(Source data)

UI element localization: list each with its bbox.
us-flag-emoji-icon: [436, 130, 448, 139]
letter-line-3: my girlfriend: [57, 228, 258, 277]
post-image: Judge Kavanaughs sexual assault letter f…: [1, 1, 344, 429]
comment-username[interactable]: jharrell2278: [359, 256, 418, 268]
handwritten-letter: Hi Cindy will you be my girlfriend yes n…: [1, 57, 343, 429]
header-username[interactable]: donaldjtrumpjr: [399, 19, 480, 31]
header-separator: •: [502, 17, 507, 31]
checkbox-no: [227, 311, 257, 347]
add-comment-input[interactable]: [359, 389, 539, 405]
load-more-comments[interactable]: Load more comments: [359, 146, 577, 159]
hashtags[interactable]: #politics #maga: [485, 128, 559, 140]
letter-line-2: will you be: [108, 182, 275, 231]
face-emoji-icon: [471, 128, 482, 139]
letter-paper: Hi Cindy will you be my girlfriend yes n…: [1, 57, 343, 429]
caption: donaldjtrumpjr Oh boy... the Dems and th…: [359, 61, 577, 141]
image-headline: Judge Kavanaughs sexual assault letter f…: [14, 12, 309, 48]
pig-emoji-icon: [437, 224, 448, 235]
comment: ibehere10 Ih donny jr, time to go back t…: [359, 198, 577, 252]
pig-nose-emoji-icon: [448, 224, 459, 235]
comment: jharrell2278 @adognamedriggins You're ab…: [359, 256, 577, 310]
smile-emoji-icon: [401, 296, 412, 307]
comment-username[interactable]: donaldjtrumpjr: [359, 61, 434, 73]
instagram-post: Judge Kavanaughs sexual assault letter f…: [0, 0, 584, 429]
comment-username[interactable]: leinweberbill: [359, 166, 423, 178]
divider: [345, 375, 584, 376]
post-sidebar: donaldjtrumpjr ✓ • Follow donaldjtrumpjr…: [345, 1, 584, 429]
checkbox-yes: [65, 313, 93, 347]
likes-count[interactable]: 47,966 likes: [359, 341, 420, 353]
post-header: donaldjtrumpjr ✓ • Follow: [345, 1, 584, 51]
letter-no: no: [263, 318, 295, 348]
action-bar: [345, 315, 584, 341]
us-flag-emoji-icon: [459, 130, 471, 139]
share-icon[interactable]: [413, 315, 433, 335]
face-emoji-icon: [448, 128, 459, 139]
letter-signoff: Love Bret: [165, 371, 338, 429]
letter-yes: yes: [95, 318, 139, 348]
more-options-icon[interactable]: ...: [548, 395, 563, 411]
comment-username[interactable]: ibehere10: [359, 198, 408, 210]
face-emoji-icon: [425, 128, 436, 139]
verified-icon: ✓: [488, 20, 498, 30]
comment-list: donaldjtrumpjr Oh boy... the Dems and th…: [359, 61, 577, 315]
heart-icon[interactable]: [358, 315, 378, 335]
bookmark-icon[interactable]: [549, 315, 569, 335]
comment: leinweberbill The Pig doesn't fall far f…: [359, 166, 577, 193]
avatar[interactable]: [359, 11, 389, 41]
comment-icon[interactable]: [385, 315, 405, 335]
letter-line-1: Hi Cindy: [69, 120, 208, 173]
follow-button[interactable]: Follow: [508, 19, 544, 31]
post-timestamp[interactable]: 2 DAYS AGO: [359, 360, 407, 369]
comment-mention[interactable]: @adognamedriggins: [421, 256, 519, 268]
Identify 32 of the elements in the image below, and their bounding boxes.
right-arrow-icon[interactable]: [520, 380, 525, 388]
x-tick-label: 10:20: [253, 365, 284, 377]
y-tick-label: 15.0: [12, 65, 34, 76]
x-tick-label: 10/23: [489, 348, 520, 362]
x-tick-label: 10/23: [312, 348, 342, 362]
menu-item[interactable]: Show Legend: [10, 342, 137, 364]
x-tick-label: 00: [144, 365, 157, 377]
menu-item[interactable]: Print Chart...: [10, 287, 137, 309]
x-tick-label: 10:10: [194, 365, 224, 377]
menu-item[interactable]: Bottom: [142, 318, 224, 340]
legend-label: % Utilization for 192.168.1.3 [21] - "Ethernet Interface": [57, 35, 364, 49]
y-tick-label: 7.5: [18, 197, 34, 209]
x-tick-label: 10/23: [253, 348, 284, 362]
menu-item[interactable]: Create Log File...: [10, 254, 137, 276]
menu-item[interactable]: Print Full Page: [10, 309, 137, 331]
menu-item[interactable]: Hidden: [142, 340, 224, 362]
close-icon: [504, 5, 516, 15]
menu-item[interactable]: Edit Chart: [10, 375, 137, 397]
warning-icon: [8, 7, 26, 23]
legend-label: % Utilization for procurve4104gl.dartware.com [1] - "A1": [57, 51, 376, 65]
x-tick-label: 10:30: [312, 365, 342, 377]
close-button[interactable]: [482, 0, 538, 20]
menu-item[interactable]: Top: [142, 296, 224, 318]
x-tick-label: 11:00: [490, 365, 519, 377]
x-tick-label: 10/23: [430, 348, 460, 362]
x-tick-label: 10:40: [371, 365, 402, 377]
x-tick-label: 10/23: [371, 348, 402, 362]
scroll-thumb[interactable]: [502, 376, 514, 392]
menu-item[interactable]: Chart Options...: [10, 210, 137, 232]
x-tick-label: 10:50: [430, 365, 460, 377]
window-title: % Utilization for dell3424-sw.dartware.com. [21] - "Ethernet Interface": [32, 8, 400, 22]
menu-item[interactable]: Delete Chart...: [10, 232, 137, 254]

REQUIREMENTS:
Edit the source data above so that every "menu-item" becomes "menu-entry", keeping all other text the same.

SOLUTION TO THE EXERCISE:
UI element localization: list each with its bbox.
us-flag-emoji-icon: [436, 130, 448, 139]
letter-line-3: my girlfriend: [57, 228, 258, 277]
post-image: Judge Kavanaughs sexual assault letter f…: [1, 1, 344, 429]
comment-username[interactable]: jharrell2278: [359, 256, 418, 268]
handwritten-letter: Hi Cindy will you be my girlfriend yes n…: [1, 57, 343, 429]
header-username[interactable]: donaldjtrumpjr: [399, 19, 480, 31]
header-separator: •: [502, 17, 507, 31]
checkbox-no: [227, 311, 257, 347]
add-comment-input[interactable]: [359, 389, 539, 405]
load-more-comments[interactable]: Load more comments: [359, 146, 577, 159]
hashtags[interactable]: #politics #maga: [485, 128, 559, 140]
letter-line-2: will you be: [108, 182, 275, 231]
face-emoji-icon: [471, 128, 482, 139]
letter-paper: Hi Cindy will you be my girlfriend yes n…: [1, 57, 343, 429]
caption: donaldjtrumpjr Oh boy... the Dems and th…: [359, 61, 577, 141]
image-headline: Judge Kavanaughs sexual assault letter f…: [14, 12, 309, 48]
pig-emoji-icon: [437, 224, 448, 235]
comment: ibehere10 Ih donny jr, time to go back t…: [359, 198, 577, 252]
pig-nose-emoji-icon: [448, 224, 459, 235]
comment: jharrell2278 @adognamedriggins You're ab…: [359, 256, 577, 310]
smile-emoji-icon: [401, 296, 412, 307]
comment-username[interactable]: donaldjtrumpjr: [359, 61, 434, 73]
instagram-post: Judge Kavanaughs sexual assault letter f…: [0, 0, 584, 429]
comment-username[interactable]: leinweberbill: [359, 166, 423, 178]
divider: [345, 375, 584, 376]
post-sidebar: donaldjtrumpjr ✓ • Follow donaldjtrumpjr…: [345, 1, 584, 429]
checkbox-yes: [65, 313, 93, 347]
likes-count[interactable]: 47,966 likes: [359, 341, 420, 353]
post-header: donaldjtrumpjr ✓ • Follow: [345, 1, 584, 51]
letter-no: no: [263, 318, 295, 348]
action-bar: [345, 315, 584, 341]
us-flag-emoji-icon: [459, 130, 471, 139]
share-icon[interactable]: [413, 315, 433, 335]
face-emoji-icon: [448, 128, 459, 139]
letter-signoff: Love Bret: [165, 371, 338, 429]
letter-yes: yes: [95, 318, 139, 348]
more-options-icon[interactable]: ...: [548, 395, 563, 411]
comment-username[interactable]: ibehere10: [359, 198, 408, 210]
face-emoji-icon: [425, 128, 436, 139]
verified-icon: ✓: [488, 20, 498, 30]
comment-list: donaldjtrumpjr Oh boy... the Dems and th…: [359, 61, 577, 315]
heart-icon[interactable]: [358, 315, 378, 335]
bookmark-icon[interactable]: [549, 315, 569, 335]
comment: leinweberbill The Pig doesn't fall far f…: [359, 166, 577, 193]
avatar[interactable]: [359, 11, 389, 41]
comment-icon[interactable]: [385, 315, 405, 335]
letter-line-1: Hi Cindy: [69, 120, 208, 173]
follow-button[interactable]: Follow: [508, 19, 544, 31]
post-timestamp[interactable]: 2 DAYS AGO: [359, 360, 407, 369]
comment-mention[interactable]: @adognamedriggins: [421, 256, 519, 268]
Identify 32 of the elements in the image below, and their bounding boxes.
right-arrow-icon[interactable]: [520, 380, 525, 388]
x-tick-label: 10:20: [253, 365, 284, 377]
y-tick-label: 15.0: [12, 65, 34, 76]
x-tick-label: 10/23: [489, 348, 520, 362]
x-tick-label: 10/23: [312, 348, 342, 362]
menu-entry[interactable]: Show Legend: [10, 342, 137, 364]
x-tick-label: 00: [144, 365, 157, 377]
menu-entry[interactable]: Print Chart...: [10, 287, 137, 309]
x-tick-label: 10:10: [194, 365, 224, 377]
menu-entry[interactable]: Bottom: [142, 318, 224, 340]
legend-label: % Utilization for 192.168.1.3 [21] - "Ethernet Interface": [57, 35, 364, 49]
y-tick-label: 7.5: [18, 197, 34, 209]
x-tick-label: 10/23: [253, 348, 284, 362]
menu-entry[interactable]: Create Log File...: [10, 254, 137, 276]
menu-entry[interactable]: Print Full Page: [10, 309, 137, 331]
menu-entry[interactable]: Hidden: [142, 340, 224, 362]
close-icon: [504, 5, 516, 15]
menu-entry[interactable]: Edit Chart: [10, 375, 137, 397]
warning-icon: [8, 7, 26, 23]
legend-label: % Utilization for procurve4104gl.dartware.com [1] - "A1": [57, 51, 376, 65]
x-tick-label: 10:30: [312, 365, 342, 377]
close-button[interactable]: [482, 0, 538, 20]
menu-entry[interactable]: Top: [142, 296, 224, 318]
x-tick-label: 11:00: [490, 365, 519, 377]
x-tick-label: 10/23: [430, 348, 460, 362]
x-tick-label: 10:40: [371, 365, 402, 377]
x-tick-label: 10/23: [371, 348, 402, 362]
scroll-thumb[interactable]: [502, 376, 514, 392]
menu-entry[interactable]: Chart Options...: [10, 210, 137, 232]
x-tick-label: 10:50: [430, 365, 460, 377]
window-title: % Utilization for dell3424-sw.dartware.com. [21] - "Ethernet Interface": [32, 8, 400, 22]
menu-entry[interactable]: Delete Chart...: [10, 232, 137, 254]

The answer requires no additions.